» Aufgaben:
a - Mit welchem Wort wird die „Transactio“ laut dem Bericht über historische Rechtssprache im Deutschen übersetzt?
b - Schreiben Sie aus dem Bericht über historische Rechtssprache die Stelle ab, die bei den Worten „Der Fachsprache in“ einsetzt und nach „anderweitigen Rechtssprache bezeugt.“ endet.
c - Setzen Sie den Bericht über historische Rechtssprache im Anschluss an seinen letzten Satz fort.

» Vorliegender Text:
○ ○ ○ ○

Wie historische Rechtssprache mithilfe moderner Recherche-Tools analysiert werden kann, illustrierte ALMUTH BEDENBENDER (Heidelberg). Sie stellte die Möglichkeiten vor, die das Projekt „DRQEdit – Deutschsprachige Rechtsquellen in digitaler Edition“ (www.drqedit.de) für die juristische Literatur des 15. und 16. Jahrhunderts bietet. Am Beispiel des aus dem römischen Recht stammenden Kalumnieneides konnte veranschaulicht werden, wie sich einander ähnelnde Textstellen auffinden lassen und dass diese häufig über Textabhängigkeiten in Beziehung zueinander stehen.

Der „chronologische Bogen“ wurde am zweiten Tag von MICHELE FINO (Aosta) eröffnet. Er widmete sich der „Transactio“, mit der im römischen Recht die Verabredung zwischen zwei miteinander in einer Rechtssache streitenden Parteien, ihren Streit zu beenden, gemeint ist. Während die romanischen Sprachen zur Übersetzung auf Wörter aus dem Lateinischen zurückgreifen, wird im Deutschen mit „Vergleich“ übersetzt. Indem das Bürgerliche Gesetzbuch von 1896 den Vergleich als einen „Vertrag, durch den der Streit oder die Ungewissheit der Parteien über ein Rechtsverhältnis im Wege gegenseitigen Nachgebens beseitigt wird” festlegt, wird der Terminus um ein Charakteristikum ergänzt und somit ein Vergleich, bei dem die eine Partei auf alles verzichtet, unmöglich.

Der Fachsprache in frühmittelalterlichen Zeugnissen des römisch-justinianischen Rechts wandte sich im Anschluss WOLFGANG KAISER (Freiburg im Breisgau) zu. Er erläuterte, dass die Terminologie der Gesetzgebung Kaiser Justinians nach dem Verfall des weströmischen Reiches nicht mehr lange verstanden wurde: Im siebten Jahrhundert fände man in Italien in begrenztem Maße noch einen Fortbestand spätantiker Fachterminologie (Summa Perusina zum Codex Iustinianus, Summaria capitum zur Epitome Iuliani). In späteren Werken sind zwar Rechtsbegriffe zu finden, die nicht unmittelbar aus den Quellen entnommen sind, diese sind freilich nicht spezifisch römischrechtlich, sondern auch in der anderweitigen Rechtssprache bezeugt.

○ ○ ○ ○

» Auszug aus Datensatz:
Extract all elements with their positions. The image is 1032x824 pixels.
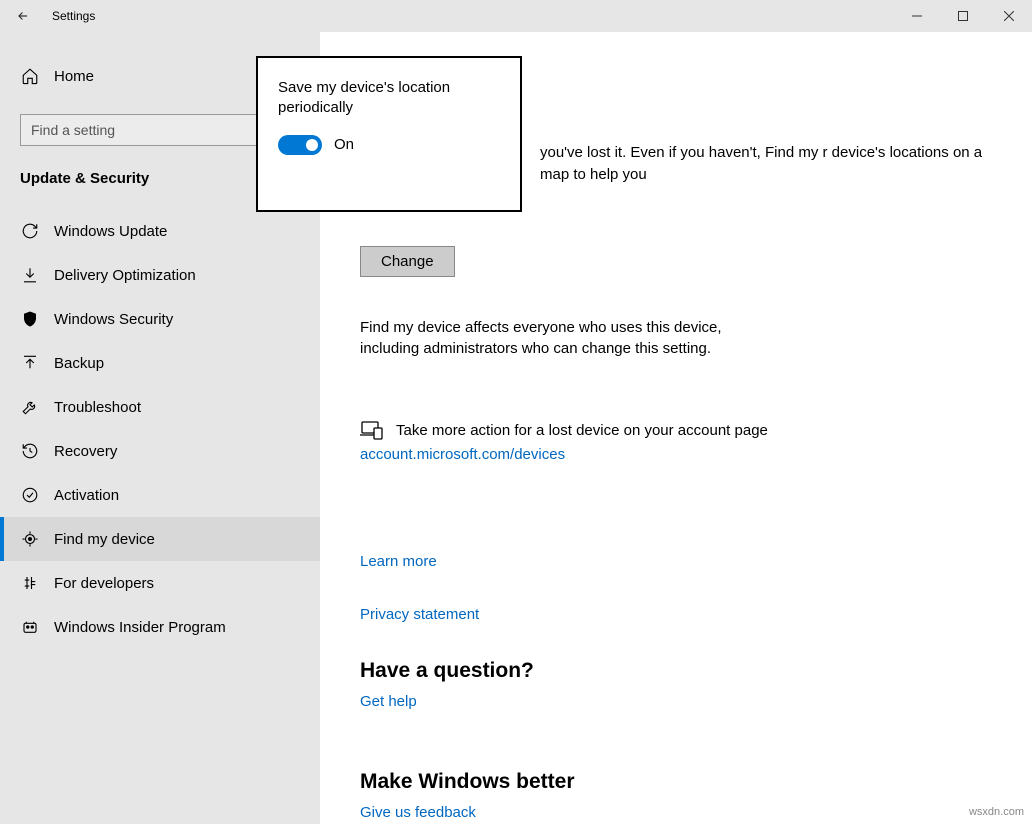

○ ○ ○ ○

» Die Lösungen:
a - Mit „Vergleich“.

b -
Der Fachsprache in frühmittelalterlichen Zeugnissen des römisch-justinianischen Rechts wandte sich im Anschluss WOLFGANG KAISER (Freiburg im Breisgau) zu. Er erläuterte, dass die Terminologie der Gesetzgebung Kaiser Justinians nach dem Verfall des weströmischen Reiches nicht mehr lange verstanden wurde: Im siebten Jahrhundert fände man in Italien in begrenztem Maße noch einen Fortbestand spätantiker Fachterminologie (Summa Perusina zum Codex Iustinianus, Summaria capitum zur Epitome Iuliani). In späteren Werken sind zwar Rechtsbegriffe zu finden, die nicht unmittelbar aus den Quellen entnommen sind, diese sind freilich nicht spezifisch römischrechtlich, sondern auch in der anderweitigen Rechtssprache bezeugt.

c -
Fachsprachlichen Begriffen eines gänzlich anderen Rechtsgebietes ging CLAUSDIETER SCHOTT (Zürich) nach, indem er verschiedene deutsche Bezeichnungen für die ‚Adoptio’ vorstellte, wie sie in zentralen Rechtstexten vom Laienspiegel bis in die Gegenwart zu finden sind. Beim Gang durch diese Begriffsgeschichten ließ sich feststellen, dass bereits früh das Bedürfnis bestand, deutsch zu formulieren, und dass die Verwendung des Fremdwortes ‚Adoptio(n)’ möglichst vermieden wurde. Beispiele für die fachsprachliche Vielfalt sind etwa „Anwünschung eines Kindes“, „Annahme als Kind“, „Wahlkindschaft“ oder „Ankindung“.

Dass dem Wort in der Rechtsgeschichte häufig eine entscheidende Unterstützung durch das Bild – in all seinen unterschiedlichen Ausprägungen – zuteil wurde, machte der Vortrag „Wort und Bild im alten Recht“ von ADOLF LAUFS (Heidelberg) offenkundig. Er kehrte den Stellenwert des Bildes in der mündlich geprägten Welt des Mittelalters heraus. Dieser Umstand wird etwa bei der Betrachtung mittelalterlicher Bilderhandschriften oder symbolträchtiger Siegel deutlich. In Bezug auf die Gegenwart beklagte der Referent die „Bilderlosigkeit des Rechts“, mit der seiner Ansicht nach auch die Rechtsferne der heutigen Gesellschaft zu erklären sei.

Einer besonderen historischen Rezipientengruppe widmete sich EVA SCHUMANN (Göttingen) bei ihren Ausführungen zum Sprach- und Rechtstransfer am Beispiel der frühneuzeitlichen Praktikerliteratur: Diese Texte richteten sich – anders als die sogenannte „gelehrte Literatur“ – vornehmlich an die nichtstudierten Rechtsanwender, unter anderem Anwälte und Notare. Mit rund 400 ermittelten Werken sei die Praktikerliteratur eine Textsorte, die weit verbreitet gewesen ist, und gerade auch hinsichtlich der historischen Rechtssprache in der Forschung noch mehr Aufmerksamkeit verdiene, so die Referentin.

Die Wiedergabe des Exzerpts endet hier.